EXERCISE:
Which lines have the string "sido"? Copy all of them from the entries below.
===== SUPPLIED RECORDS =====
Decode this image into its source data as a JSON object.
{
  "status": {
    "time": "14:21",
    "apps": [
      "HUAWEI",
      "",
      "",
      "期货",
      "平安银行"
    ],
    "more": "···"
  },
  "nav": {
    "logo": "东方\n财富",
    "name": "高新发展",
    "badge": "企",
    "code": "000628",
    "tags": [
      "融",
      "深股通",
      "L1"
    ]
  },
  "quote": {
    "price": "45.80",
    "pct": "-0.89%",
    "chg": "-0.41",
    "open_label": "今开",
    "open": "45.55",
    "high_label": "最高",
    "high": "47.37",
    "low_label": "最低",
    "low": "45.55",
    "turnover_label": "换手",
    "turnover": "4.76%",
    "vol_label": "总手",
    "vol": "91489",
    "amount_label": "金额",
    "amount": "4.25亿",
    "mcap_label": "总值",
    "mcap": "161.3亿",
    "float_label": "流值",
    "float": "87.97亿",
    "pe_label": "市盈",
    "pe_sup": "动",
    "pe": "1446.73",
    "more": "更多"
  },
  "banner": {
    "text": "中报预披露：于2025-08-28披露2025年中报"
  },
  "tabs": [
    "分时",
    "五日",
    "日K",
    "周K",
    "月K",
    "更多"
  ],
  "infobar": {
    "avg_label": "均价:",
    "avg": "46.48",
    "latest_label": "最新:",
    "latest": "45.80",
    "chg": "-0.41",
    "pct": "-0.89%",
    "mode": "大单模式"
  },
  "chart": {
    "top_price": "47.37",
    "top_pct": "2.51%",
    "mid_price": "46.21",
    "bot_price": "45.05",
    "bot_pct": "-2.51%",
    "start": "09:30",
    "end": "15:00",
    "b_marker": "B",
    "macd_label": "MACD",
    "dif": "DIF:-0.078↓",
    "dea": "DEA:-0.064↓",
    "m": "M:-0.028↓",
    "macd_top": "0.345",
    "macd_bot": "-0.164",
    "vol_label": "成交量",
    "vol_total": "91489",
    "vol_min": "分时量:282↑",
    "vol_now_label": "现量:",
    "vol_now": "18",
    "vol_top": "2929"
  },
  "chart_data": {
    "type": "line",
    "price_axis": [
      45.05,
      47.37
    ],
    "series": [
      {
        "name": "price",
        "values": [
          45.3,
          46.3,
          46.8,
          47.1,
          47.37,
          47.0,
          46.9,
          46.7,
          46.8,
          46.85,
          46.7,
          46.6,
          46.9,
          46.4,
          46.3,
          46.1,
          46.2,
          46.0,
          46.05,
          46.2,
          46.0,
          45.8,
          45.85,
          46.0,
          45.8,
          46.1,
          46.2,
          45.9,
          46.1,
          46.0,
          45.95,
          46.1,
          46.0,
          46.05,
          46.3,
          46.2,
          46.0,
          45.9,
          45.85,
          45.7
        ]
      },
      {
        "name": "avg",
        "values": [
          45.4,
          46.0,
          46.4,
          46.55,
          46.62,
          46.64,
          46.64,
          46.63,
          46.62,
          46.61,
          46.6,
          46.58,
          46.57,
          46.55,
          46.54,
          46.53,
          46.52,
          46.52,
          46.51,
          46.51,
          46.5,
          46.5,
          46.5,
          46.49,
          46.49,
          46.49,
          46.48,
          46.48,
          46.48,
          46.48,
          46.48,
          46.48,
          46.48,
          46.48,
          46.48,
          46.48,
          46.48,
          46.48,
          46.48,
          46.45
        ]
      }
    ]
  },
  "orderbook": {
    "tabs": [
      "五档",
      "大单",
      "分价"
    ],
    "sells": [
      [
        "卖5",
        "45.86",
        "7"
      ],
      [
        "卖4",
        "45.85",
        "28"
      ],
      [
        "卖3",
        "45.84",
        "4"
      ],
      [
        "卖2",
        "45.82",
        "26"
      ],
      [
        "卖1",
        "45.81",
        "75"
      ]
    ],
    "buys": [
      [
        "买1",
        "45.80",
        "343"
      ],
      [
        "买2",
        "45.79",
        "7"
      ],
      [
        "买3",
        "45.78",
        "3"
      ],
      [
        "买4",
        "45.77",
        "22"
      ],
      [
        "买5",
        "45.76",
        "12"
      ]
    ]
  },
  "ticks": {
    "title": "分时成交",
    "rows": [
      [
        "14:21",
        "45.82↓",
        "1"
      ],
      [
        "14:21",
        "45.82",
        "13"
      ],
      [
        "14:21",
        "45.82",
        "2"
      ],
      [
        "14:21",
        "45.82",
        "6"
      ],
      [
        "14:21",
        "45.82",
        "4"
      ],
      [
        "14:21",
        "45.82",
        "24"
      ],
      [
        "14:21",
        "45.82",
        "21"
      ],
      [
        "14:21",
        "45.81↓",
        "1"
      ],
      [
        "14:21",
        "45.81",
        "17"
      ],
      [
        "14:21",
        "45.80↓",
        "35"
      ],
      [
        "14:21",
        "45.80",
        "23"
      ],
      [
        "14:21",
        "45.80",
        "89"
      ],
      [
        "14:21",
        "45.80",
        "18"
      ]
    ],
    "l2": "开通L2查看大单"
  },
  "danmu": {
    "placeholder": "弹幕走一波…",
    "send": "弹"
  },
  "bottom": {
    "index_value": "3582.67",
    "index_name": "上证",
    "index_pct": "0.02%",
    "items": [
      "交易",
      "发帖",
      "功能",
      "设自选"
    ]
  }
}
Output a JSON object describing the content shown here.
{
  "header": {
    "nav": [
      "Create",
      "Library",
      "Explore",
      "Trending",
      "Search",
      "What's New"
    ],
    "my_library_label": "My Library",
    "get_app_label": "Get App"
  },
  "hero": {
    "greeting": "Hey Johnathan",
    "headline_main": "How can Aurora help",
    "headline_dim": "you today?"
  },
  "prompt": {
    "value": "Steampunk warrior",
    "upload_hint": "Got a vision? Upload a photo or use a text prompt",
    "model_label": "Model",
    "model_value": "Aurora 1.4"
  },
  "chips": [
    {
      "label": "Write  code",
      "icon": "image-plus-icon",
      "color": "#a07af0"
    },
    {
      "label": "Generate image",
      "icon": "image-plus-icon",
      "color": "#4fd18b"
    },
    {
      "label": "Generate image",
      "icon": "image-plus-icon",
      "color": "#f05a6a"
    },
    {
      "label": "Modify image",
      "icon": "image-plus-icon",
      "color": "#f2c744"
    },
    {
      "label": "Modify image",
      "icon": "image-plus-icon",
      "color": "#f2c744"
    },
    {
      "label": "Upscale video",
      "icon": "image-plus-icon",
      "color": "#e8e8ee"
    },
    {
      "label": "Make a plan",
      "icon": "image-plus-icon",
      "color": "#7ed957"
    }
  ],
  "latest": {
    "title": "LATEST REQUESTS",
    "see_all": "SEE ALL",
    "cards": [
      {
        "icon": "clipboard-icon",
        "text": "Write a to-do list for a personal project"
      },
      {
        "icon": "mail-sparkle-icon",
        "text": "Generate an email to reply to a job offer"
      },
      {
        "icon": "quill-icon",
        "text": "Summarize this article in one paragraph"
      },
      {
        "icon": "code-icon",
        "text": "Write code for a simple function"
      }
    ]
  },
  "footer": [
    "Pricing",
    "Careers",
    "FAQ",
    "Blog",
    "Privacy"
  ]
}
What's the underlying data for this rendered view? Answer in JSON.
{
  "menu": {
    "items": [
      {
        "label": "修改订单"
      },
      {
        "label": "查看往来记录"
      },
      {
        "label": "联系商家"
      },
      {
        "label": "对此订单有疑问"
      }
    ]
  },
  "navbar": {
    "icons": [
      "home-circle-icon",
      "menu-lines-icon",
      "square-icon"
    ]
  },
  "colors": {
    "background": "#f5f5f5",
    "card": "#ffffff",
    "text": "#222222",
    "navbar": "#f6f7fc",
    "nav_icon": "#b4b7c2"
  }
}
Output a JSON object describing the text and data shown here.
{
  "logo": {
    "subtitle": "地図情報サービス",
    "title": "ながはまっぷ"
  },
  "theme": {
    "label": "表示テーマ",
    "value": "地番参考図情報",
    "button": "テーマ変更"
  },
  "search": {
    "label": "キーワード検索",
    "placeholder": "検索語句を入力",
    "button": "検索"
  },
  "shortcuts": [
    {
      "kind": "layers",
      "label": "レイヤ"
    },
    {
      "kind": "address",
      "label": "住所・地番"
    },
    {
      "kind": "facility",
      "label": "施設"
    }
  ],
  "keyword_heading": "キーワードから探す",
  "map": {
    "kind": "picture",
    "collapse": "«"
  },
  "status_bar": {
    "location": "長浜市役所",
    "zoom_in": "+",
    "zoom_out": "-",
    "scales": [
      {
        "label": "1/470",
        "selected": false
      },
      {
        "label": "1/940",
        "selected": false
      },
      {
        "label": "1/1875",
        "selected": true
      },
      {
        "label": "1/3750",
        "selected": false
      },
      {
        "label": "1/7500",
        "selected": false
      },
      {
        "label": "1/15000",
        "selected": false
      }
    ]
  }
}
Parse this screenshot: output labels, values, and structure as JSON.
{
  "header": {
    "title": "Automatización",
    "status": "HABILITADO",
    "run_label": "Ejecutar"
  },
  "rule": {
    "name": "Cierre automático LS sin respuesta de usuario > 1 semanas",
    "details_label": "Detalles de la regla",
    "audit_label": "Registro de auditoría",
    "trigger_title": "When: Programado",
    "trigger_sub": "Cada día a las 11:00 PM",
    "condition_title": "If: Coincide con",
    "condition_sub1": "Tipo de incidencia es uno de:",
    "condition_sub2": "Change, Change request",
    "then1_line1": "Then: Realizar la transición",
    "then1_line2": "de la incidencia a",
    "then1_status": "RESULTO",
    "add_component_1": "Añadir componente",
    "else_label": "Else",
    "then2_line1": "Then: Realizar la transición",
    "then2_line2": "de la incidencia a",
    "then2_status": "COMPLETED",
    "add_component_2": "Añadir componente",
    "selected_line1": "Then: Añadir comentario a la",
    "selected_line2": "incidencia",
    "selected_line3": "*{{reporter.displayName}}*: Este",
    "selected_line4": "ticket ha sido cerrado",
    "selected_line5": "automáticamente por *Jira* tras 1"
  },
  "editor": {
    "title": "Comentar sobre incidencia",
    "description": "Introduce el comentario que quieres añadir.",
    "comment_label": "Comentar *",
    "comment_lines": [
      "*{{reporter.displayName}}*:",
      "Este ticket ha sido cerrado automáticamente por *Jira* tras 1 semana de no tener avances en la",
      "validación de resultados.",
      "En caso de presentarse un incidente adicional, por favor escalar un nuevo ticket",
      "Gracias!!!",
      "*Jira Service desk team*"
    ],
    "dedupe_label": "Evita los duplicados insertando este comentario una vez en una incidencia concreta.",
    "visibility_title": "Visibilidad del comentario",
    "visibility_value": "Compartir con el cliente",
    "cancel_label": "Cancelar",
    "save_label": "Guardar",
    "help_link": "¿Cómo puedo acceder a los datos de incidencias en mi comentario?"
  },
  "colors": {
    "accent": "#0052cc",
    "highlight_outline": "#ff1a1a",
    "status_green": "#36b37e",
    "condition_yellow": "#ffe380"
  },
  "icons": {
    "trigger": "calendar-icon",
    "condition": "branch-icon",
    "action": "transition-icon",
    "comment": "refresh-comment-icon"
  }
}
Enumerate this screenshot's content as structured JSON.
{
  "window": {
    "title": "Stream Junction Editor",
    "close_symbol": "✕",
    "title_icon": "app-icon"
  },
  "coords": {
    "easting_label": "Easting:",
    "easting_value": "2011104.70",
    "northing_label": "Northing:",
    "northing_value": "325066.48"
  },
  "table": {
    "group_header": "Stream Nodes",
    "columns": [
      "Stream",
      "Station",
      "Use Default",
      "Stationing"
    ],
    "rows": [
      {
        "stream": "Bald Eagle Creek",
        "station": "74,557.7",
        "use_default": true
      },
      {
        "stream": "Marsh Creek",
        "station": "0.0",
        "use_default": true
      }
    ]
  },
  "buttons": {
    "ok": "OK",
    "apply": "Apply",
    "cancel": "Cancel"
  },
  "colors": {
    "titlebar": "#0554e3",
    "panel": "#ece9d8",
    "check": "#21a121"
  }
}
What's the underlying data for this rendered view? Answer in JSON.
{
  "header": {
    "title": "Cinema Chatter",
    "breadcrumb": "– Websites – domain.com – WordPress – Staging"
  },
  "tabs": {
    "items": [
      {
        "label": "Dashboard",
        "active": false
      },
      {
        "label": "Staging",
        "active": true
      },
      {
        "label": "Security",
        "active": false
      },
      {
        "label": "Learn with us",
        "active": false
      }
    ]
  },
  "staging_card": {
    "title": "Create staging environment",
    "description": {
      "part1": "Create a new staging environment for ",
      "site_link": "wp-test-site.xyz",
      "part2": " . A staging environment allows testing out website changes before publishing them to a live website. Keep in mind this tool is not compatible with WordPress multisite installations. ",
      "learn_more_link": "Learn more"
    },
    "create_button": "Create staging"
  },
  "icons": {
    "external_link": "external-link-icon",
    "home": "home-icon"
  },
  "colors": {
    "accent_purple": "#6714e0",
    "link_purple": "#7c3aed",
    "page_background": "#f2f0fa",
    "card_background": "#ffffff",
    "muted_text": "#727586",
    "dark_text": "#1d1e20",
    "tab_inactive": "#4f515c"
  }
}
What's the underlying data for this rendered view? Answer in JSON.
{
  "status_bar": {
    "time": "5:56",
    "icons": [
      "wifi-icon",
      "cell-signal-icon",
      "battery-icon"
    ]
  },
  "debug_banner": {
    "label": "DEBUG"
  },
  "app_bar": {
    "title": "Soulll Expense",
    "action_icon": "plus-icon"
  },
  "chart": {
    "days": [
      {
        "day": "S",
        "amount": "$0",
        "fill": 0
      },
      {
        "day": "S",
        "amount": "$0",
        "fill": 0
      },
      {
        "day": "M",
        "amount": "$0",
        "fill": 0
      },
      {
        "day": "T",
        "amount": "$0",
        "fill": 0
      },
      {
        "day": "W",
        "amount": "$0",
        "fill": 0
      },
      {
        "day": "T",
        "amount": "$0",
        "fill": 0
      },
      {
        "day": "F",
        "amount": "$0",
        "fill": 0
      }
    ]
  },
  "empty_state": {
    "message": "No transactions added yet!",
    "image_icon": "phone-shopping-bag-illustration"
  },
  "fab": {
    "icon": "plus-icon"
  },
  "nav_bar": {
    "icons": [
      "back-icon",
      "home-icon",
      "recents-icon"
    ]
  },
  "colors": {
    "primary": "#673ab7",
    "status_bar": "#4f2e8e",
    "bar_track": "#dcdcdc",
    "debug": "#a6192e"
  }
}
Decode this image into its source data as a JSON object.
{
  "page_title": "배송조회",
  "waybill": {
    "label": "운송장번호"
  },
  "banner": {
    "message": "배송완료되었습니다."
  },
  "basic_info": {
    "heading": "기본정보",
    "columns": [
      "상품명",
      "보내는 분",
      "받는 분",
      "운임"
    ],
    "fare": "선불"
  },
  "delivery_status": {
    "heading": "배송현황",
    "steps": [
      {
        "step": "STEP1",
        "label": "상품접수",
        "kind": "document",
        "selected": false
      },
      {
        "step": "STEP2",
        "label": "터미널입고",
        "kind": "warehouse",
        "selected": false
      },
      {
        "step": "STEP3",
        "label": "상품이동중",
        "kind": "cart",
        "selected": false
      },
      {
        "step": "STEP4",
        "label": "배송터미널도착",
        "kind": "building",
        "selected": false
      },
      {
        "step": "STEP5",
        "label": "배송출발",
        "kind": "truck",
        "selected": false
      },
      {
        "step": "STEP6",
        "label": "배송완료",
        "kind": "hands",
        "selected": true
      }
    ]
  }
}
=====
COMPLETE ANSWER:
    "selected_line4": "ticket ha sido cerrado",
      "Este ticket ha sido cerrado automáticamente por *Jira* tras 1 semana de no tener avances en la",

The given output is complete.